(Data entries)
● ● ● ● ●

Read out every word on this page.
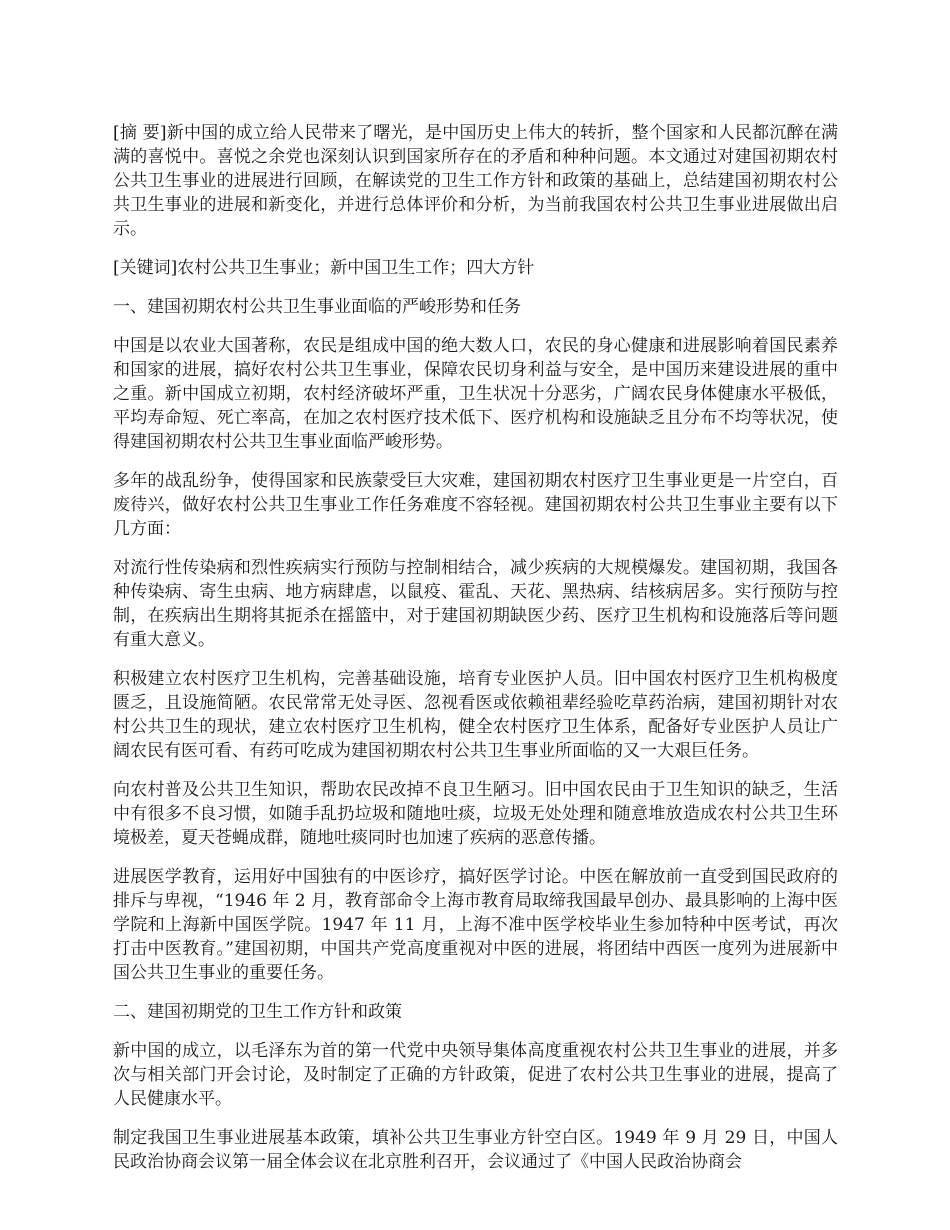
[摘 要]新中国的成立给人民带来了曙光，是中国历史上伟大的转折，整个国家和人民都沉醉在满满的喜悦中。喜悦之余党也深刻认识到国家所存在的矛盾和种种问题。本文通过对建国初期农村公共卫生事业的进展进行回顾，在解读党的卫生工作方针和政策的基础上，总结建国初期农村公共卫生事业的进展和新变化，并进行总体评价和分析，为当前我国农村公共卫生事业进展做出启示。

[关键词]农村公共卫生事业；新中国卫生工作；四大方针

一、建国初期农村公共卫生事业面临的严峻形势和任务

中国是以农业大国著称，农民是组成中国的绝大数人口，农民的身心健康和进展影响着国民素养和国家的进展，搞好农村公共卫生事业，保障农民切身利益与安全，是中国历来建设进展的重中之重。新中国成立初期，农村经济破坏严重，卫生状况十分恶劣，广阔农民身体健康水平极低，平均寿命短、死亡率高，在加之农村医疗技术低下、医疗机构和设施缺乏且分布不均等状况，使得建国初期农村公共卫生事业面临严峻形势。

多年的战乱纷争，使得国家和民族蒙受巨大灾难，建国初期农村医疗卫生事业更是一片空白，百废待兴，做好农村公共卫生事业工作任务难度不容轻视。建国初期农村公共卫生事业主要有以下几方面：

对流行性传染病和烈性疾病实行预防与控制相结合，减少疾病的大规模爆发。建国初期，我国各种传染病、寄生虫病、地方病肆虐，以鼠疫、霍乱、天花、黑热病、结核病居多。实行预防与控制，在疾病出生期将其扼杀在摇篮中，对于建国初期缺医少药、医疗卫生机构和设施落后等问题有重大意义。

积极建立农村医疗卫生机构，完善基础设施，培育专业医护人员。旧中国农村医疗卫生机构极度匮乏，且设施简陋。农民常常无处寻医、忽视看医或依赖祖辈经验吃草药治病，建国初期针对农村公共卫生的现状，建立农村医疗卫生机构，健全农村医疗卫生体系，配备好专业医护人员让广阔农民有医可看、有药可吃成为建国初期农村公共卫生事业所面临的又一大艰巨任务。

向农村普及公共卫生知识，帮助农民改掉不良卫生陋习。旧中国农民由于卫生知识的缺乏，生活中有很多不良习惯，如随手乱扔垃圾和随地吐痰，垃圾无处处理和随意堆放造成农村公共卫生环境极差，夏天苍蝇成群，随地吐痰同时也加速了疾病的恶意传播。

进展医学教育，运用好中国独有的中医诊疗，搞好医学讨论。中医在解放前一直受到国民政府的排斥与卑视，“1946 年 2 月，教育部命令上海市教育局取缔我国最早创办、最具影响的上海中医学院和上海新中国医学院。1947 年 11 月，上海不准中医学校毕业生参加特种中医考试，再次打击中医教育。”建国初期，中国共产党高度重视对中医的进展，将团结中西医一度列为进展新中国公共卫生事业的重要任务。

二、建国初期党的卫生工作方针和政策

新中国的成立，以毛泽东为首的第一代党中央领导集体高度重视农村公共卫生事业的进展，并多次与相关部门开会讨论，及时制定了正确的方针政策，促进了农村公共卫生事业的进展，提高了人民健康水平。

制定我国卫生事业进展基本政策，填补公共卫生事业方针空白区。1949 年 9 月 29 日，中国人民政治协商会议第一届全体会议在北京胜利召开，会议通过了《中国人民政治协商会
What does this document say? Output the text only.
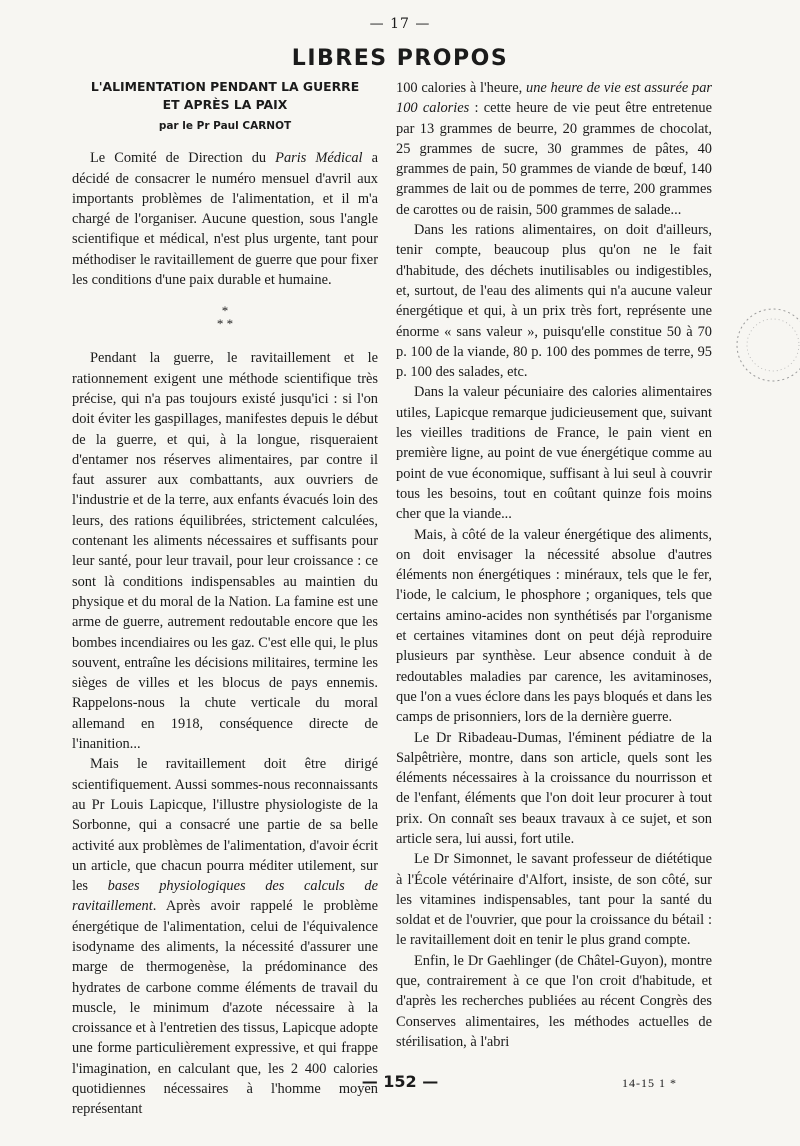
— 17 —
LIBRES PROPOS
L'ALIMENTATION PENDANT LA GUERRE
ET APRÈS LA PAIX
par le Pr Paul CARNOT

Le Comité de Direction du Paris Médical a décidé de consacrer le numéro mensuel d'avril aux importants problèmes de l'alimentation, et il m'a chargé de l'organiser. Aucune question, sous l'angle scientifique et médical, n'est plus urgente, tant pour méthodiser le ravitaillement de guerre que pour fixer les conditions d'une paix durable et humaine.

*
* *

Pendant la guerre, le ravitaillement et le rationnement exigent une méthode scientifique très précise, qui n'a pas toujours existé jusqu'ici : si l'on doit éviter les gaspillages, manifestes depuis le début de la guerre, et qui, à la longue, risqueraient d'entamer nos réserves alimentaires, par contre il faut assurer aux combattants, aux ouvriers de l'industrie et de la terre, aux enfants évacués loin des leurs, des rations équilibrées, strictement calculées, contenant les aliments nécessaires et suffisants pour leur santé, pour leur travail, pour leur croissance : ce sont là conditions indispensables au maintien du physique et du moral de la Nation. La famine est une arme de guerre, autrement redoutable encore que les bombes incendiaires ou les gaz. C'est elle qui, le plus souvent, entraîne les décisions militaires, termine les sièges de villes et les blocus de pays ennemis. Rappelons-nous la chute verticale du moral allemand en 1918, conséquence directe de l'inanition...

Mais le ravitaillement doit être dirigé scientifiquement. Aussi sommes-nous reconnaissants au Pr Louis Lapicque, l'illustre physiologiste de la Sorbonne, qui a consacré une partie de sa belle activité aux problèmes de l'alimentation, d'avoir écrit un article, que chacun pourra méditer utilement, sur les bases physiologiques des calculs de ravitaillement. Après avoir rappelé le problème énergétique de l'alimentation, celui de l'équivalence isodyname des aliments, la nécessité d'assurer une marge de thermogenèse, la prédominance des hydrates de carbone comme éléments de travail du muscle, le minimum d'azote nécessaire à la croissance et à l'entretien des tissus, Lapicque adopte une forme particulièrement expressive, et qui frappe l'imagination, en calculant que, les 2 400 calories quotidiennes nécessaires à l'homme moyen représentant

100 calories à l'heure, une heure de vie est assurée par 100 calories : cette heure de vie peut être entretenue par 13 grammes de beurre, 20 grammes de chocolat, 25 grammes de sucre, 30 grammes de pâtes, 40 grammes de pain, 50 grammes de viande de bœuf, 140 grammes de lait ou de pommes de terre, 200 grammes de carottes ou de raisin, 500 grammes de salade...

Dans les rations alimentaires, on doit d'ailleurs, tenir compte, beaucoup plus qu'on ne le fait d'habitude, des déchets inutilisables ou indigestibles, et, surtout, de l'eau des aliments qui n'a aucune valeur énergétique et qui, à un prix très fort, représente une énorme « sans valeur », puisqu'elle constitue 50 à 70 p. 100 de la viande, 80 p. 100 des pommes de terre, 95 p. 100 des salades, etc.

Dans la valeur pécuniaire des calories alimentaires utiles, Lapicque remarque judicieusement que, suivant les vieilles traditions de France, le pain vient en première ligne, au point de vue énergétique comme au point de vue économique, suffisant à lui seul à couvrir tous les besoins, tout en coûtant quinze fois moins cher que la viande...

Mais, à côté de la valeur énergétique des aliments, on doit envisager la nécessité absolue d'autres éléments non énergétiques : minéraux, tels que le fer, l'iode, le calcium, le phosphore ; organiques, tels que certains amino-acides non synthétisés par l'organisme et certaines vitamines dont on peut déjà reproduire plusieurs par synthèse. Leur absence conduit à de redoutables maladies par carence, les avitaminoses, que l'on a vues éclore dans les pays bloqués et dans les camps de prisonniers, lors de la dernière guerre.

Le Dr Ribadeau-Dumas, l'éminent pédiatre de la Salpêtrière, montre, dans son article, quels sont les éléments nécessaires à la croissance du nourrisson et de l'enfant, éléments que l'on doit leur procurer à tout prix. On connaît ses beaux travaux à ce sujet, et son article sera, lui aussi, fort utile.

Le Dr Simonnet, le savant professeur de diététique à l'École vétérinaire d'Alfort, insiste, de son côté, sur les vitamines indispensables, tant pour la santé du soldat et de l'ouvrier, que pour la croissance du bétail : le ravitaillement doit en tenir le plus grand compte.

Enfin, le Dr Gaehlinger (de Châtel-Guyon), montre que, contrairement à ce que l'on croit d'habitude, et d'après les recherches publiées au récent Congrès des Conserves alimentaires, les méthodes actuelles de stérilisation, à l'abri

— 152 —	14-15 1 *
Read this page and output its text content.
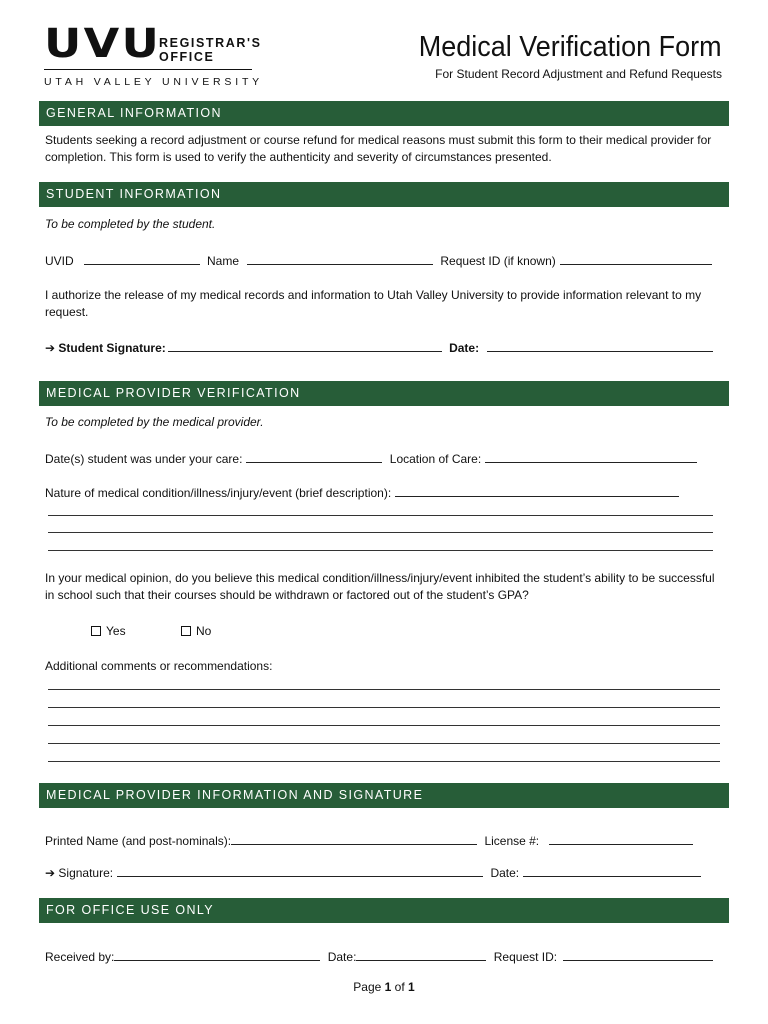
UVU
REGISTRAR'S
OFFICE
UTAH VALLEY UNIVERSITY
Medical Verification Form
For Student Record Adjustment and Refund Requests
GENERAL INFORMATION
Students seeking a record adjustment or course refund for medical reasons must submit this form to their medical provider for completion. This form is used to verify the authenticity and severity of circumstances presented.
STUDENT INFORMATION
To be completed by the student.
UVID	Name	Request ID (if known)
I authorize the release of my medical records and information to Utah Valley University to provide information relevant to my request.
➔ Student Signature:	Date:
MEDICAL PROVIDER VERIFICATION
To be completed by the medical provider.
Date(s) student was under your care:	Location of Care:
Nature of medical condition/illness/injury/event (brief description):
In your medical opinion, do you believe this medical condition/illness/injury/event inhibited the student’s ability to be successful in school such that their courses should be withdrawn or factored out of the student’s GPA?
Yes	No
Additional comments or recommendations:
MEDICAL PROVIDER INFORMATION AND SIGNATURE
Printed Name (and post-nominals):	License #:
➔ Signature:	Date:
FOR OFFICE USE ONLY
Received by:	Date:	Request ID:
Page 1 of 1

● ● ● ● ●

- **Exercise**
Pull out every line of the records that includes the string "montre".

- **Answer to the task**
Le Dr Ribadeau-Dumas, l'éminent pédiatre de la Salpêtrière, montre, dans son article, quels sont les éléments nécessaires à la croissance du nourrisson et de l'enfant, éléments que l'on doit leur procurer à tout prix. On connaît ses beaux travaux à ce sujet, et son article sera, lui aussi, fort utile.
Enfin, le Dr Gaehlinger (de Châtel-Guyon), montre que, contrairement à ce que l'on croit d'habitude, et d'après les recherches publiées au récent Congrès des Conserves alimentaires, les méthodes actuelles de stérilisation, à l'abri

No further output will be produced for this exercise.